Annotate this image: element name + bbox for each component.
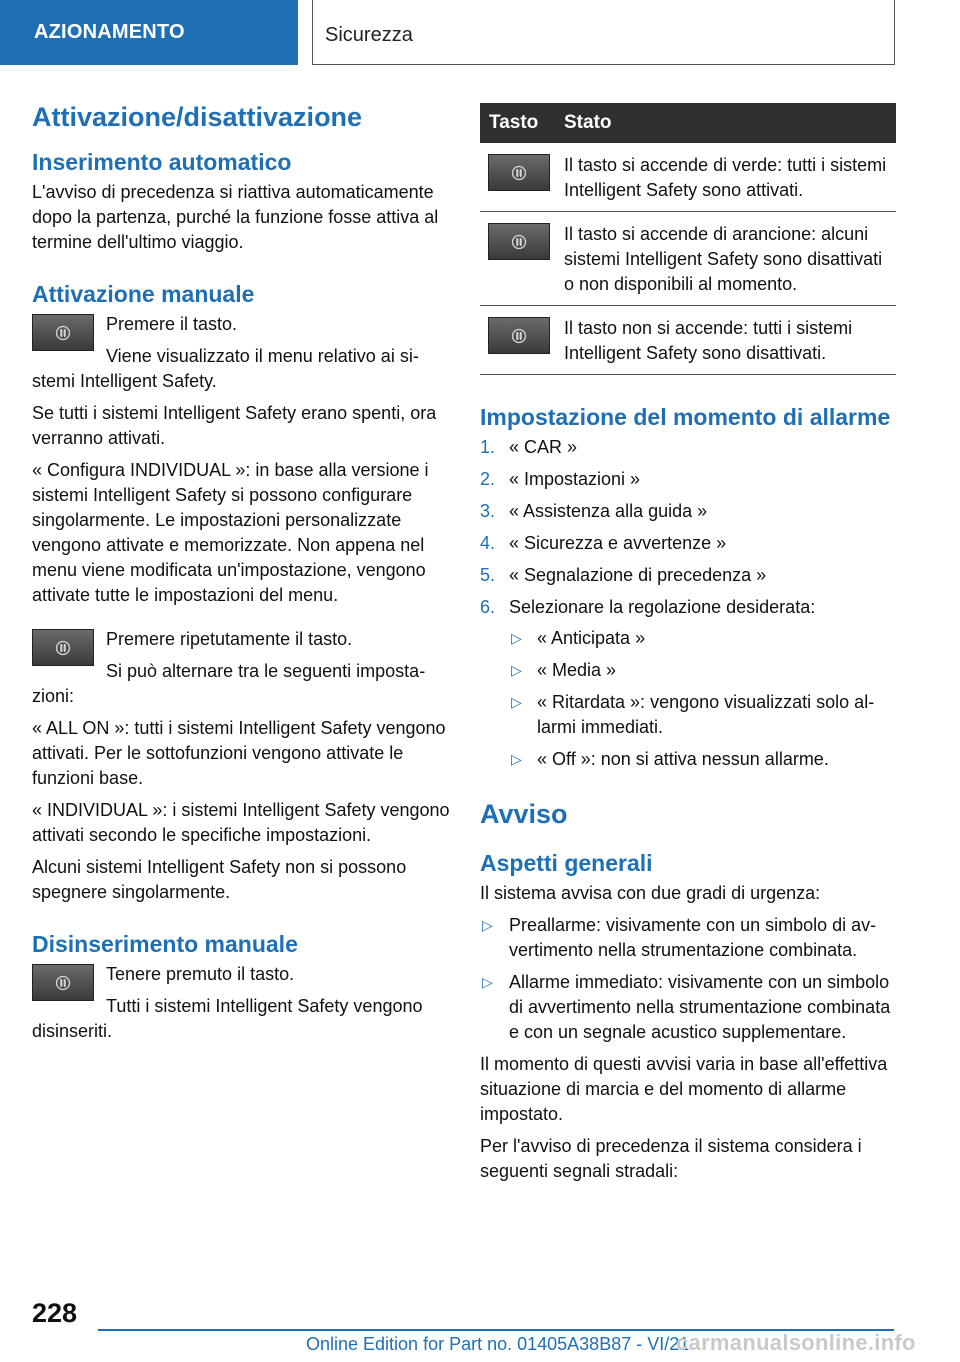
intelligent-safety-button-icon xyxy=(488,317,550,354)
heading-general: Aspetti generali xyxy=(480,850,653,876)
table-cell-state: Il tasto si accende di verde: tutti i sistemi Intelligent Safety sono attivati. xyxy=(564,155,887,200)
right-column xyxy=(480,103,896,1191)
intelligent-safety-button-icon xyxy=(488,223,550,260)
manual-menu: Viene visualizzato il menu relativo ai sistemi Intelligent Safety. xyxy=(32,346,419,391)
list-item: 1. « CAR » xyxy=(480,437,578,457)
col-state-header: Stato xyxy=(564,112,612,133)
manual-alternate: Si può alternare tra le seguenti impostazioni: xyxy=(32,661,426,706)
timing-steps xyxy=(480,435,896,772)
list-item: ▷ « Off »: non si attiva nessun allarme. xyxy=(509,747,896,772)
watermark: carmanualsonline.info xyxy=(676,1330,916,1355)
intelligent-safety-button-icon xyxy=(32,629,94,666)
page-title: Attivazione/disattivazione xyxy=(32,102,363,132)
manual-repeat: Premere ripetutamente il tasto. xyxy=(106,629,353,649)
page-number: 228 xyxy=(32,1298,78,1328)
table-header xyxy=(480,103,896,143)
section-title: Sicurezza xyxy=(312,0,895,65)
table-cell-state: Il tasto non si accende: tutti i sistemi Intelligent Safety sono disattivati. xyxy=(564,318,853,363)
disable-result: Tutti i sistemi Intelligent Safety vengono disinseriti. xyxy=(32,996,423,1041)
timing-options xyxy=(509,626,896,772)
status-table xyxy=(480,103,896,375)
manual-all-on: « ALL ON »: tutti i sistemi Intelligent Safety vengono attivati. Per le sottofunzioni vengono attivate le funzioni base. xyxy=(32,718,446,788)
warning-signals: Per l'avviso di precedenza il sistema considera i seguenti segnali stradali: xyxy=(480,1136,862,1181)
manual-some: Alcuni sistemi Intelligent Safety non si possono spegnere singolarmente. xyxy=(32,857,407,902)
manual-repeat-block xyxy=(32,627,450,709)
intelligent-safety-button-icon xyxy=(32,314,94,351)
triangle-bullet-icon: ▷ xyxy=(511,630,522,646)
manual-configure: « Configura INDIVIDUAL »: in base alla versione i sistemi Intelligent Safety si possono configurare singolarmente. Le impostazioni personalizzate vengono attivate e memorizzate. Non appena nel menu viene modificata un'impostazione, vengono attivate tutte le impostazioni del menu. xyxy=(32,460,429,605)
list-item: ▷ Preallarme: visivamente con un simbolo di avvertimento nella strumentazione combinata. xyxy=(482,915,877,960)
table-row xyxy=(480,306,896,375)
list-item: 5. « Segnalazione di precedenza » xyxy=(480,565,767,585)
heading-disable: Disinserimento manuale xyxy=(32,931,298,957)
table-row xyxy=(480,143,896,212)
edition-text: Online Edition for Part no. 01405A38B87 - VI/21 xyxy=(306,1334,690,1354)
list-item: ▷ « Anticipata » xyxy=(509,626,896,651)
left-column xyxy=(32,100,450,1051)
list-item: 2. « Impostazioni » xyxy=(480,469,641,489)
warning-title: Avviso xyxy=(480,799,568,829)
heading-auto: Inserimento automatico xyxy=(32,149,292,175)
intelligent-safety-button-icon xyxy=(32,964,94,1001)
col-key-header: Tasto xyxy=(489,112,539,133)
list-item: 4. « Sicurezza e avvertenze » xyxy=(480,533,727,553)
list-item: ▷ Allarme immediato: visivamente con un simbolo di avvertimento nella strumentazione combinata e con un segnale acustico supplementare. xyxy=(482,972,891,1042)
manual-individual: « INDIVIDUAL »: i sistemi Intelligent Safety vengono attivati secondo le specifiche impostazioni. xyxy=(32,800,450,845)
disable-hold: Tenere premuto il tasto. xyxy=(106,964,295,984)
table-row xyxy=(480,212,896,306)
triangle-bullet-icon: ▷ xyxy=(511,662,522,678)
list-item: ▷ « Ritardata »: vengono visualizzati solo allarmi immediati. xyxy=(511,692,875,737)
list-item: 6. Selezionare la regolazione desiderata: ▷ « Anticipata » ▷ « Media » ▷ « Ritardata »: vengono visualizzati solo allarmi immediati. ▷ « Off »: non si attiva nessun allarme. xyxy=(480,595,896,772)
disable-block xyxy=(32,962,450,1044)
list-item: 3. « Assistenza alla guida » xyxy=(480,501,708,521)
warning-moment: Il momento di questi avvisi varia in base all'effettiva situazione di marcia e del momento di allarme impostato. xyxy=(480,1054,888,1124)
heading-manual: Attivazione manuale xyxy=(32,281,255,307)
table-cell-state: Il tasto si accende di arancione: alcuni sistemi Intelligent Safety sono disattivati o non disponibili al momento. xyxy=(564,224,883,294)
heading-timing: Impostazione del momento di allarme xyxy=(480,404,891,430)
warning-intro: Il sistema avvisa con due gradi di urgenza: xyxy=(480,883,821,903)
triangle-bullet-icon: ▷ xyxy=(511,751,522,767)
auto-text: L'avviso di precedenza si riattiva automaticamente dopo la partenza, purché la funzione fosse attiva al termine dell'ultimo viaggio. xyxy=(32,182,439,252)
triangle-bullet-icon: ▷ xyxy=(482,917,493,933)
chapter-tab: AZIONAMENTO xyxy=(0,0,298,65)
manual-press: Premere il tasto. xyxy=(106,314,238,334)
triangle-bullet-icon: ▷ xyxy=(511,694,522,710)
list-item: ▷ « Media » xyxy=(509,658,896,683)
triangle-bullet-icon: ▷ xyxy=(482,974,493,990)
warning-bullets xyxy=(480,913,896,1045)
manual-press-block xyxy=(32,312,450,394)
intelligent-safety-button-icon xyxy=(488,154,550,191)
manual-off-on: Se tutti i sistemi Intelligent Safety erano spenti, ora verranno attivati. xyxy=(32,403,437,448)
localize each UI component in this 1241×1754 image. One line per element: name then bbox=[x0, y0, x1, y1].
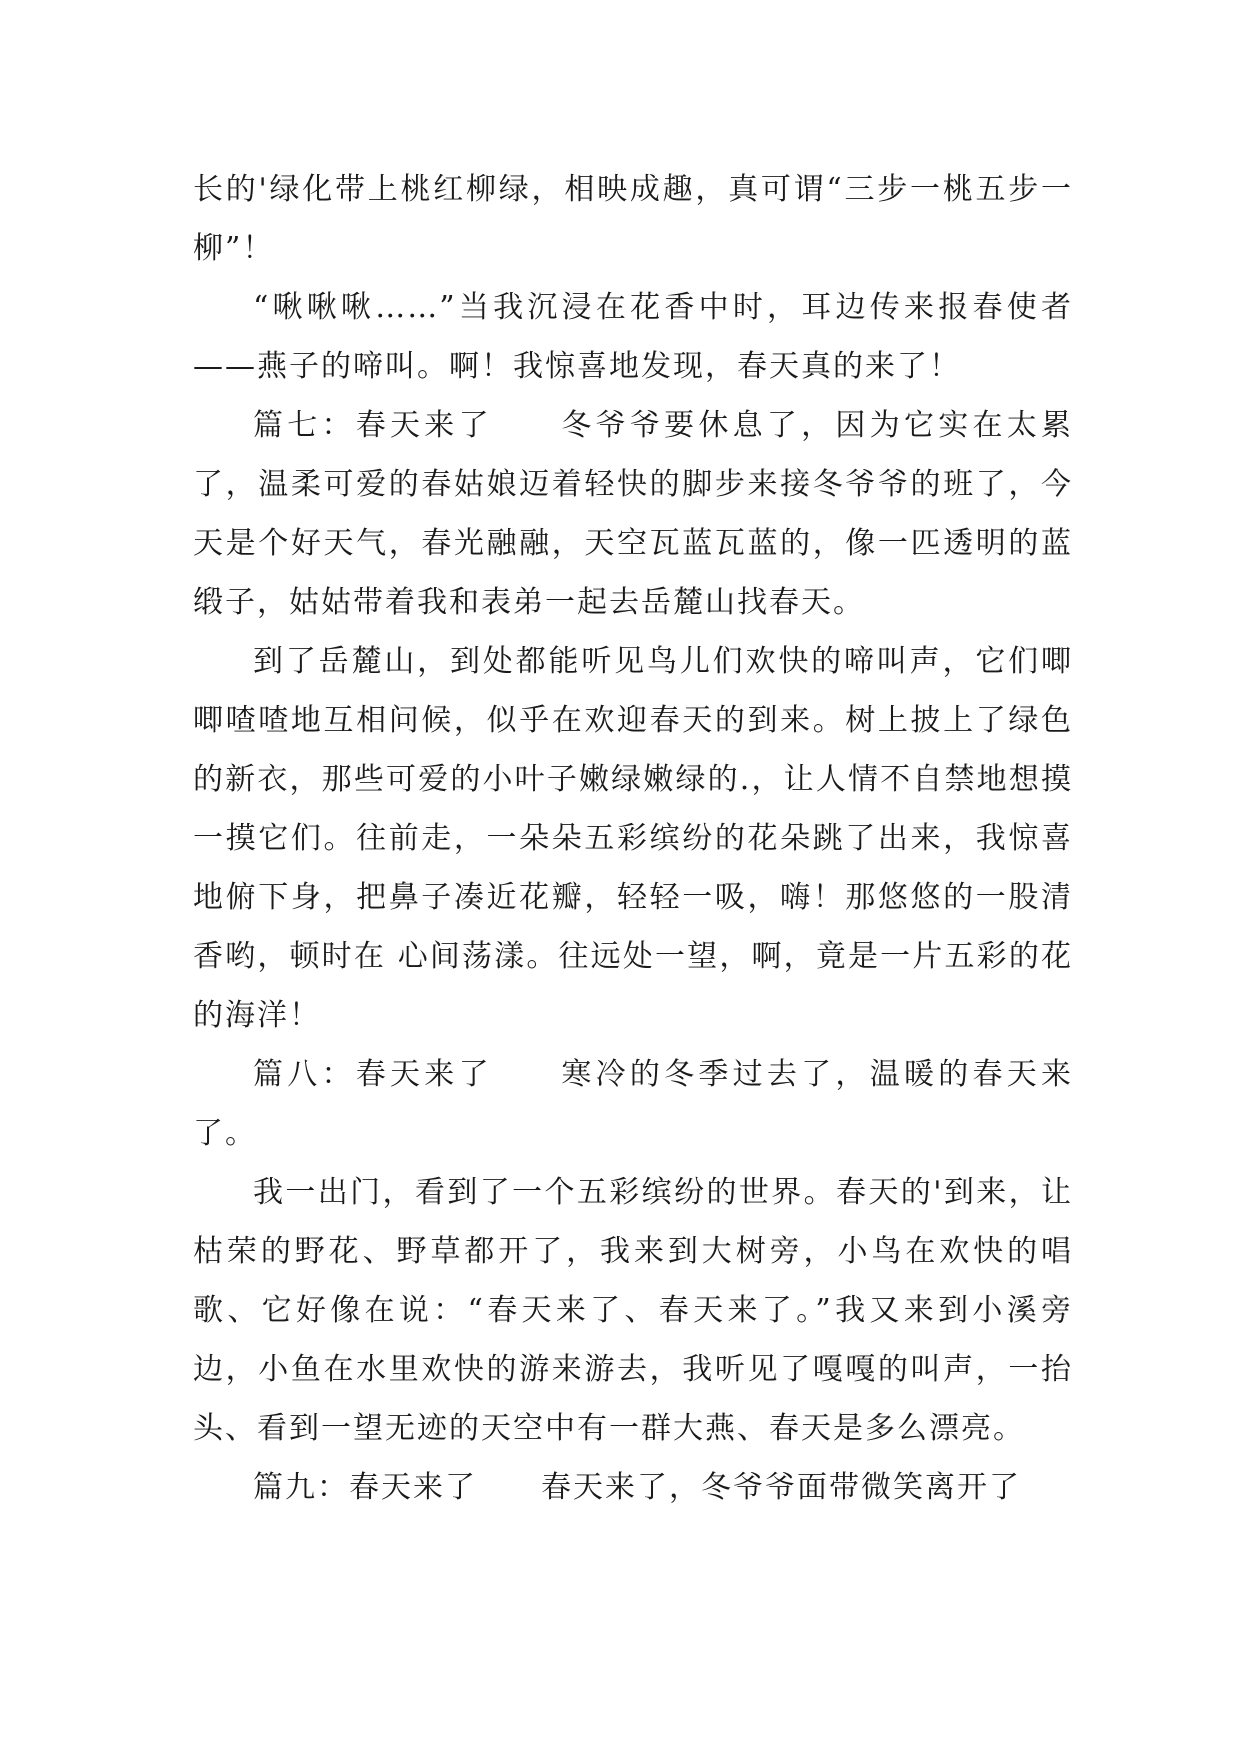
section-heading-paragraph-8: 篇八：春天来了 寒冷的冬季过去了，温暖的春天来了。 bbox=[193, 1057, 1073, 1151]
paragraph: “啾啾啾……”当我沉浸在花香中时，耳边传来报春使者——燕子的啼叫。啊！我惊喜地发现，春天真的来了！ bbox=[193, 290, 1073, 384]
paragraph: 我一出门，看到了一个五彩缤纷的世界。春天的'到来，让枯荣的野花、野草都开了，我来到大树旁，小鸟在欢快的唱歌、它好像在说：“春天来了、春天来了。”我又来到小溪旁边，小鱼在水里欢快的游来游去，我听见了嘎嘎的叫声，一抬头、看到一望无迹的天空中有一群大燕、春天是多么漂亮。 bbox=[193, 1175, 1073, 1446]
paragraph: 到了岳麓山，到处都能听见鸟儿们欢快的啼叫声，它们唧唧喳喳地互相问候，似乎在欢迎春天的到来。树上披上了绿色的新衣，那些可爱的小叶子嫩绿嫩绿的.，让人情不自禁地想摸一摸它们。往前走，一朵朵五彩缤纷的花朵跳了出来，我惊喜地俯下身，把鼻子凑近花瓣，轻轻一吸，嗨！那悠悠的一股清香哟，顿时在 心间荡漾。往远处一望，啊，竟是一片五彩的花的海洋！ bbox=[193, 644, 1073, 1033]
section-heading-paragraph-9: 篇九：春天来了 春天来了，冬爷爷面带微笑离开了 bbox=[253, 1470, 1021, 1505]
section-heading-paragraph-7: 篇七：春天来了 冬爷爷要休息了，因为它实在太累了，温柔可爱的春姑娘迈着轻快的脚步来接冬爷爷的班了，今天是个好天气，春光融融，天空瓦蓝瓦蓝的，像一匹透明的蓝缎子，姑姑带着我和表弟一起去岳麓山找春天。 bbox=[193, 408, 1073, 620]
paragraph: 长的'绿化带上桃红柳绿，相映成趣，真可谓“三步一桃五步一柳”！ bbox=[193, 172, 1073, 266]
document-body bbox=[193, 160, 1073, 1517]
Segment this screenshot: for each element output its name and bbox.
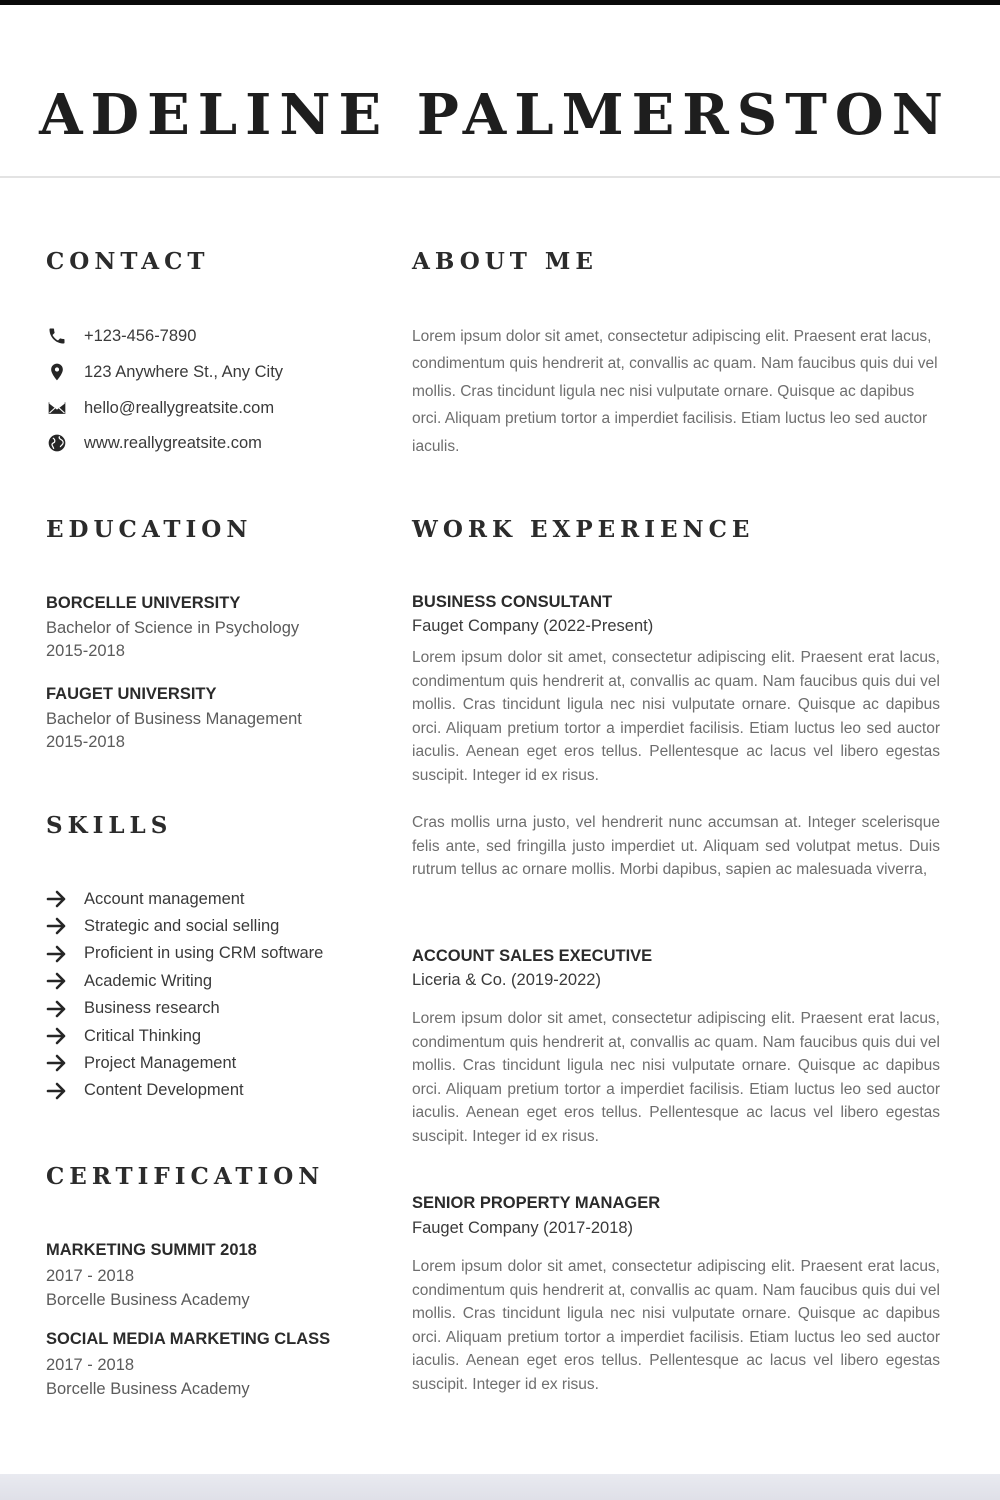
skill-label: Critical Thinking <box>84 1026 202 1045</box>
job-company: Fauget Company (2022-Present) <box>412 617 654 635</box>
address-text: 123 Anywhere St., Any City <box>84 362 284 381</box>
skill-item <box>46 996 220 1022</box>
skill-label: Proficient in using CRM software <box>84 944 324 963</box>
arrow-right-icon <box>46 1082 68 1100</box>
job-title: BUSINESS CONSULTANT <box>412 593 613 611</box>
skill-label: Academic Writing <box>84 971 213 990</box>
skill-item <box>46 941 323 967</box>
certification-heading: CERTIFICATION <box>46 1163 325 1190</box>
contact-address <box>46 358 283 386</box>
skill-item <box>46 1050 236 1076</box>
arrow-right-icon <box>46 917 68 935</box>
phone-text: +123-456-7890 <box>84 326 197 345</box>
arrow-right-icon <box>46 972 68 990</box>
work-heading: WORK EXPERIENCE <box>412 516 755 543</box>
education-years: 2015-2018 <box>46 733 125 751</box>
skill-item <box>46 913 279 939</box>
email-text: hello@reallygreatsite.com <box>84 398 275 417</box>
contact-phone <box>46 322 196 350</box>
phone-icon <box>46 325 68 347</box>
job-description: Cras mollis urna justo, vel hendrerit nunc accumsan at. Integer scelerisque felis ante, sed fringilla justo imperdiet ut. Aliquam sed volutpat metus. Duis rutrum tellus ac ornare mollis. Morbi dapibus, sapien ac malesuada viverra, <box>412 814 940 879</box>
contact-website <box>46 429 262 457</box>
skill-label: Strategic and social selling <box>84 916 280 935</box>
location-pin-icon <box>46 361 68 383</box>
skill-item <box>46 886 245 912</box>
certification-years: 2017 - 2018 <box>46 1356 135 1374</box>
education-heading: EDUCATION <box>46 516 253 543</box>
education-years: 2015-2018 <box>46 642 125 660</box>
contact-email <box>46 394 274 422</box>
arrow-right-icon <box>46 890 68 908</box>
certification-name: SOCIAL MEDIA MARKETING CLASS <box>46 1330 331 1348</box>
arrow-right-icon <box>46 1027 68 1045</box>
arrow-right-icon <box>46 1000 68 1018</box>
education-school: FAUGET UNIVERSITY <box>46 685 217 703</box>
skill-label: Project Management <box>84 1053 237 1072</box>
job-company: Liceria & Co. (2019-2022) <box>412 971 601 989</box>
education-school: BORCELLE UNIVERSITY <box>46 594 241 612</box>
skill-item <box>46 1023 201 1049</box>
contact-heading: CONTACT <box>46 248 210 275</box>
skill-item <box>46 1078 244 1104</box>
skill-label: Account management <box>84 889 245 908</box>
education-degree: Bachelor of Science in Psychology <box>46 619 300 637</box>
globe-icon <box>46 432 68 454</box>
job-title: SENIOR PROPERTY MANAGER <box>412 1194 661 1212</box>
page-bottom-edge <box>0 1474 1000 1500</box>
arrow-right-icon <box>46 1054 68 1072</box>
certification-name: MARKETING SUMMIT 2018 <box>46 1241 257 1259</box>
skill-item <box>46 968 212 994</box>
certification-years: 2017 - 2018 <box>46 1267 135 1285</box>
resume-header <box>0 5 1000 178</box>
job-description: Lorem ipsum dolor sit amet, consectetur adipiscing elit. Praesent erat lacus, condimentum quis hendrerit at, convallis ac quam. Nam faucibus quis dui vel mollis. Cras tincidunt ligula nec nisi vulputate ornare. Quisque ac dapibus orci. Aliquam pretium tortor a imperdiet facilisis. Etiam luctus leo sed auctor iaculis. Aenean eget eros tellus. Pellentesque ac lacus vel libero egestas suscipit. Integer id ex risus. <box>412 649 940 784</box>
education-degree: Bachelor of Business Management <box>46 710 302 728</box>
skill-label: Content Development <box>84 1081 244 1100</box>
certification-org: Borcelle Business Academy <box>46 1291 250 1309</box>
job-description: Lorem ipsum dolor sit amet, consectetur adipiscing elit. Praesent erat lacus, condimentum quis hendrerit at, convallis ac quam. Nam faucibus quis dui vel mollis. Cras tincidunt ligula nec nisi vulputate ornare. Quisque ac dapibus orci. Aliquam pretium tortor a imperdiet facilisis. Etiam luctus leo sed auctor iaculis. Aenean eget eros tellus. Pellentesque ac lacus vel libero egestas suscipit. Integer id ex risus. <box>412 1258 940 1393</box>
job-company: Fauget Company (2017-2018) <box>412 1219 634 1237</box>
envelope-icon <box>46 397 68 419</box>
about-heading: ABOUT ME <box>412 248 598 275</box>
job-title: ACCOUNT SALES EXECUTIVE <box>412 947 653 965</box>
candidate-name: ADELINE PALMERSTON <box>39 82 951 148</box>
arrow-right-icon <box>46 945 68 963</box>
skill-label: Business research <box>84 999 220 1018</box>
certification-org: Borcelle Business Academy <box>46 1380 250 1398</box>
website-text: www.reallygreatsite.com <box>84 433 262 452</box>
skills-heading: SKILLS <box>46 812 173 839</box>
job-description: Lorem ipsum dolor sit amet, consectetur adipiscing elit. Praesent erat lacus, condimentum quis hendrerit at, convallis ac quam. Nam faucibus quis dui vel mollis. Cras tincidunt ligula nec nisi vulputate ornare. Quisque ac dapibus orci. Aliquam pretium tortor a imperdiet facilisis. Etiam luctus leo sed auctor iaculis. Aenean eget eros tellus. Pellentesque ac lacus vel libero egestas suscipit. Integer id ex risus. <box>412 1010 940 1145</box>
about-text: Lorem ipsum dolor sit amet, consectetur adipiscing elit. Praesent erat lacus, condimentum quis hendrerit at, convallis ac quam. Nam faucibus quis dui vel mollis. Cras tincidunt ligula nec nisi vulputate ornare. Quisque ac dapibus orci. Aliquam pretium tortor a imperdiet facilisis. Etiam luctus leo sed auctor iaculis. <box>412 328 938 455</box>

## Wat gevraagd wordt
Schrijf de regels uit de gegevens hierboven woord voor woord over, vanaf de regel met "skill-label: Critical Thinking" tot en met de regel met "skill-label: Project Management".

## Antwoord op opdracht
skill-label: Critical Thinking <box>84 1026 202 1045</box>
job-company: Fauget Company (2022-Present) <box>412 617 654 635</box>
address-text: 123 Anywhere St., Any City <box>84 362 284 381</box>
skill-item <box>46 996 220 1022</box>
skill-label: Proficient in using CRM software <box>84 944 324 963</box>
arrow-right-icon <box>46 1082 68 1100</box>
job-title: BUSINESS CONSULTANT <box>412 593 613 611</box>
skill-label: Academic Writing <box>84 971 213 990</box>
skill-item <box>46 941 323 967</box>
certification-heading: CERTIFICATION <box>46 1163 325 1190</box>
contact-address <box>46 358 283 386</box>
skill-item <box>46 1050 236 1076</box>
arrow-right-icon <box>46 917 68 935</box>
phone-text: +123-456-7890 <box>84 326 197 345</box>
arrow-right-icon <box>46 972 68 990</box>
work-heading: WORK EXPERIENCE <box>412 516 755 543</box>
education-years: 2015-2018 <box>46 733 125 751</box>
skill-item <box>46 913 279 939</box>
email-text: hello@reallygreatsite.com <box>84 398 275 417</box>
contact-phone <box>46 322 196 350</box>
phone-icon <box>46 325 68 347</box>
job-description: Cras mollis urna justo, vel hendrerit nunc accumsan at. Integer scelerisque felis ante, sed fringilla justo imperdiet ut. Aliquam sed volutpat metus. Duis rutrum tellus ac ornare mollis. Morbi dapibus, sapien ac malesuada viverra, <box>412 814 940 879</box>
contact-website <box>46 429 262 457</box>
skill-label: Strategic and social selling <box>84 916 280 935</box>
location-pin-icon <box>46 361 68 383</box>
skill-item <box>46 886 245 912</box>
certification-years: 2017 - 2018 <box>46 1356 135 1374</box>
education-heading: EDUCATION <box>46 516 253 543</box>
education-years: 2015-2018 <box>46 642 125 660</box>
contact-email <box>46 394 274 422</box>
arrow-right-icon <box>46 890 68 908</box>
certification-name: SOCIAL MEDIA MARKETING CLASS <box>46 1330 331 1348</box>
arrow-right-icon <box>46 1027 68 1045</box>
arrow-right-icon <box>46 1000 68 1018</box>
education-school: FAUGET UNIVERSITY <box>46 685 217 703</box>
skill-label: Project Management <box>84 1053 237 1072</box>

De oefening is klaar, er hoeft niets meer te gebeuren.